■ **What to do**
Extract the complete listing and repeat it word for word.

Records contained in a dataset
** START **

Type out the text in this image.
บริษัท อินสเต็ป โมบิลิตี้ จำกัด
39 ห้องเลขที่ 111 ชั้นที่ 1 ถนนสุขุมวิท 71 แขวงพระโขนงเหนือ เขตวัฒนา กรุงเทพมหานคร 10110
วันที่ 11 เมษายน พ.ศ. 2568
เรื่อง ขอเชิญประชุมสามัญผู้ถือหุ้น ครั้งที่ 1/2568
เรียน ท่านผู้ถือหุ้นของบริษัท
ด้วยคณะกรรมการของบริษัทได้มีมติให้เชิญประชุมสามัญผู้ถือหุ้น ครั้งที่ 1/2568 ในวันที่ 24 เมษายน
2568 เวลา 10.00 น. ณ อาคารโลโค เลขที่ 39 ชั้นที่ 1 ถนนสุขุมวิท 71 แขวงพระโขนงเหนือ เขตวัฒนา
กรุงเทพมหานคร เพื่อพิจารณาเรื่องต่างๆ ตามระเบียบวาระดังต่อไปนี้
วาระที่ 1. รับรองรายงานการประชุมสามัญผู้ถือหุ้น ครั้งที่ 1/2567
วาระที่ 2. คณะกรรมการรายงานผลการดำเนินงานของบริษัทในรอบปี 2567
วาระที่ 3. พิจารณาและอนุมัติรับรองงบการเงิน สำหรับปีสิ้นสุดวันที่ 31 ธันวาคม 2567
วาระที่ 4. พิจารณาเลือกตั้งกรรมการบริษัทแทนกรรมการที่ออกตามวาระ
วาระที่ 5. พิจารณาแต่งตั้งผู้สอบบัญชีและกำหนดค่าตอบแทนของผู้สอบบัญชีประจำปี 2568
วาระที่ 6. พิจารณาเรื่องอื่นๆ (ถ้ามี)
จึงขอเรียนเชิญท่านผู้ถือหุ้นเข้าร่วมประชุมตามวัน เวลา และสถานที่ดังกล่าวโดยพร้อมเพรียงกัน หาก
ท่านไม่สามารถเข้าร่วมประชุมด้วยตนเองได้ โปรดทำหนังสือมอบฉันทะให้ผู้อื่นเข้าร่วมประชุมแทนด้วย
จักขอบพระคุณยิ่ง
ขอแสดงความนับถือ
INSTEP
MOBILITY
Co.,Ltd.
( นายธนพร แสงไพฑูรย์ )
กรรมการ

** END **

■ **Correct answer**
Type out the text in this image.
บริษัท อินสเต็ป โมบิลิตี้ จำกัด
39 ห้องเลขที่ 111 ชั้นที่ 1 ถนนสุขุมวิท 71 แขวงพระโขนงเหนือ เขตวัฒนา กรุงเทพมหานคร 10110
วันที่ 11 เมษายน พ.ศ. 2568
เรื่อง ขอเชิญประชุมสามัญผู้ถือหุ้น ครั้งที่ 1/2568
เรียน ท่านผู้ถือหุ้นของบริษัท
ด้วยคณะกรรมการของบริษัทได้มีมติให้เชิญประชุมสามัญผู้ถือหุ้น ครั้งที่ 1/2568 ในวันที่ 24 เมษายน
2568 เวลา 10.00 น. ณ อาคารโลโค เลขที่ 39 ชั้นที่ 1 ถนนสุขุมวิท 71 แขวงพระโขนงเหนือ เขตวัฒนา
กรุงเทพมหานคร เพื่อพิจารณาเรื่องต่างๆ ตามระเบียบวาระดังต่อไปนี้
วาระที่ 1. รับรองรายงานการประชุมสามัญผู้ถือหุ้น ครั้งที่ 1/2567
วาระที่ 2. คณะกรรมการรายงานผลการดำเนินงานของบริษัทในรอบปี 2567
วาระที่ 3. พิจารณาและอนุมัติรับรองงบการเงิน สำหรับปีสิ้นสุดวันที่ 31 ธันวาคม 2567
วาระที่ 4. พิจารณาเลือกตั้งกรรมการบริษัทแทนกรรมการที่ออกตามวาระ
วาระที่ 5. พิจารณาแต่งตั้งผู้สอบบัญชีและกำหนดค่าตอบแทนของผู้สอบบัญชีประจำปี 2568
วาระที่ 6. พิจารณาเรื่องอื่นๆ (ถ้ามี)
จึงขอเรียนเชิญท่านผู้ถือหุ้นเข้าร่วมประชุมตามวัน เวลา และสถานที่ดังกล่าวโดยพร้อมเพรียงกัน หาก
ท่านไม่สามารถเข้าร่วมประชุมด้วยตนเองได้ โปรดทำหนังสือมอบฉันทะให้ผู้อื่นเข้าร่วมประชุมแทนด้วย
จักขอบพระคุณยิ่ง
ขอแสดงความนับถือ
INSTEP
MOBILITY
Co.,Ltd.
( นายธนพร แสงไพฑูรย์ )
กรรมการ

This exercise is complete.